◆ TASK REQUIREMENTS: Please output only the lines that run from the line containing "Output a JSON" through the end of the material below, exactly.

Records contained in a dataset

----------

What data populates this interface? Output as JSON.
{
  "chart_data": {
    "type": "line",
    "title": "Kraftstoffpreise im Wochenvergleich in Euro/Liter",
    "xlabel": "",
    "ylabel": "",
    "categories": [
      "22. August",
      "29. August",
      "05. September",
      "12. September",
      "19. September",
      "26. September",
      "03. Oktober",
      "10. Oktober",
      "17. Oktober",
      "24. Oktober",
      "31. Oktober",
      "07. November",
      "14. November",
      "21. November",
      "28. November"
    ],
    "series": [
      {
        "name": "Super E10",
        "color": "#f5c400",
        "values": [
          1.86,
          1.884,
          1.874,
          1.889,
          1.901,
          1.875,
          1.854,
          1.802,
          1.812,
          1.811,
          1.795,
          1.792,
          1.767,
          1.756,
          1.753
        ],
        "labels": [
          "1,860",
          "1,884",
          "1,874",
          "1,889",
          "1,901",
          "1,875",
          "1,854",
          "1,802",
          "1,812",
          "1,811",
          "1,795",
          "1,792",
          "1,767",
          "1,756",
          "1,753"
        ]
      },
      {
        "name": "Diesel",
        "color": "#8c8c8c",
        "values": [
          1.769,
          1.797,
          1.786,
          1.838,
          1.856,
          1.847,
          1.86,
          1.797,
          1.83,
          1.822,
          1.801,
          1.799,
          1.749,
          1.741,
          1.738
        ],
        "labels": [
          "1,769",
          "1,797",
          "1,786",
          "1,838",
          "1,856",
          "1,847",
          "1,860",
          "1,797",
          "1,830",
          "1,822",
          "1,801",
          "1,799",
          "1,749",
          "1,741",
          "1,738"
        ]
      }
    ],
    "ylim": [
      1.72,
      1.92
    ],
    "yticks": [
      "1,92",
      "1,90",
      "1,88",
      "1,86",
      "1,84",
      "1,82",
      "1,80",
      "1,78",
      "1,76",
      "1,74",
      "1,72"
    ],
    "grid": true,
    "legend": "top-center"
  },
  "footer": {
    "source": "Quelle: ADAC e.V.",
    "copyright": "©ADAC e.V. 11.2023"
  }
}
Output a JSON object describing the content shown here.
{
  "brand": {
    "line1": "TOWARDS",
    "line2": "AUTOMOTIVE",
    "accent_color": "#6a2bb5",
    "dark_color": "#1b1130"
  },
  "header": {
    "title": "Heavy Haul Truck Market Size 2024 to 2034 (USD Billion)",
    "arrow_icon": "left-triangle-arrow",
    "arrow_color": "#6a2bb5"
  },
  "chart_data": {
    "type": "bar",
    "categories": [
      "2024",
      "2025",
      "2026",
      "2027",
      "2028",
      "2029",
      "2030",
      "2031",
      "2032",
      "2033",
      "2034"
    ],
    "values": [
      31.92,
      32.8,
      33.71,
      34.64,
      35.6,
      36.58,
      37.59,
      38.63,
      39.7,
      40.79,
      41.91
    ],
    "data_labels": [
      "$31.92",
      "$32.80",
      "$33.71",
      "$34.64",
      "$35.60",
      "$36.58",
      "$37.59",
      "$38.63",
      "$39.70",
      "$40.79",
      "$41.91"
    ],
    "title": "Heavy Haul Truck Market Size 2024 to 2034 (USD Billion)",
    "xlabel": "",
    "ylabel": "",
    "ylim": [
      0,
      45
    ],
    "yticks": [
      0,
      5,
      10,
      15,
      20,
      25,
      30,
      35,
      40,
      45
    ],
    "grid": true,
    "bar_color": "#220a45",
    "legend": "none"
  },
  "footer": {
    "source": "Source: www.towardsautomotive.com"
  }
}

----------

◆ PROBLEM SOLUTION:
Output a JSON object describing the content shown here.
{
  "brand": {
    "line1": "TOWARDS",
    "line2": "AUTOMOTIVE",
    "accent_color": "#6a2bb5",
    "dark_color": "#1b1130"
  },
  "header": {
    "title": "Heavy Haul Truck Market Size 2024 to 2034 (USD Billion)",
    "arrow_icon": "left-triangle-arrow",
    "arrow_color": "#6a2bb5"
  },
  "chart_data": {
    "type": "bar",
    "categories": [
      "2024",
      "2025",
      "2026",
      "2027",
      "2028",
      "2029",
      "2030",
      "2031",
      "2032",
      "2033",
      "2034"
    ],
    "values": [
      31.92,
      32.8,
      33.71,
      34.64,
      35.6,
      36.58,
      37.59,
      38.63,
      39.7,
      40.79,
      41.91
    ],
    "data_labels": [
      "$31.92",
      "$32.80",
      "$33.71",
      "$34.64",
      "$35.60",
      "$36.58",
      "$37.59",
      "$38.63",
      "$39.70",
      "$40.79",
      "$41.91"
    ],
    "title": "Heavy Haul Truck Market Size 2024 to 2034 (USD Billion)",
    "xlabel": "",
    "ylabel": "",
    "ylim": [
      0,
      45
    ],
    "yticks": [
      0,
      5,
      10,
      15,
      20,
      25,
      30,
      35,
      40,
      45
    ],
    "grid": true,
    "bar_color": "#220a45",
    "legend": "none"
  },
  "footer": {
    "source": "Source: www.towardsautomotive.com"
  }
}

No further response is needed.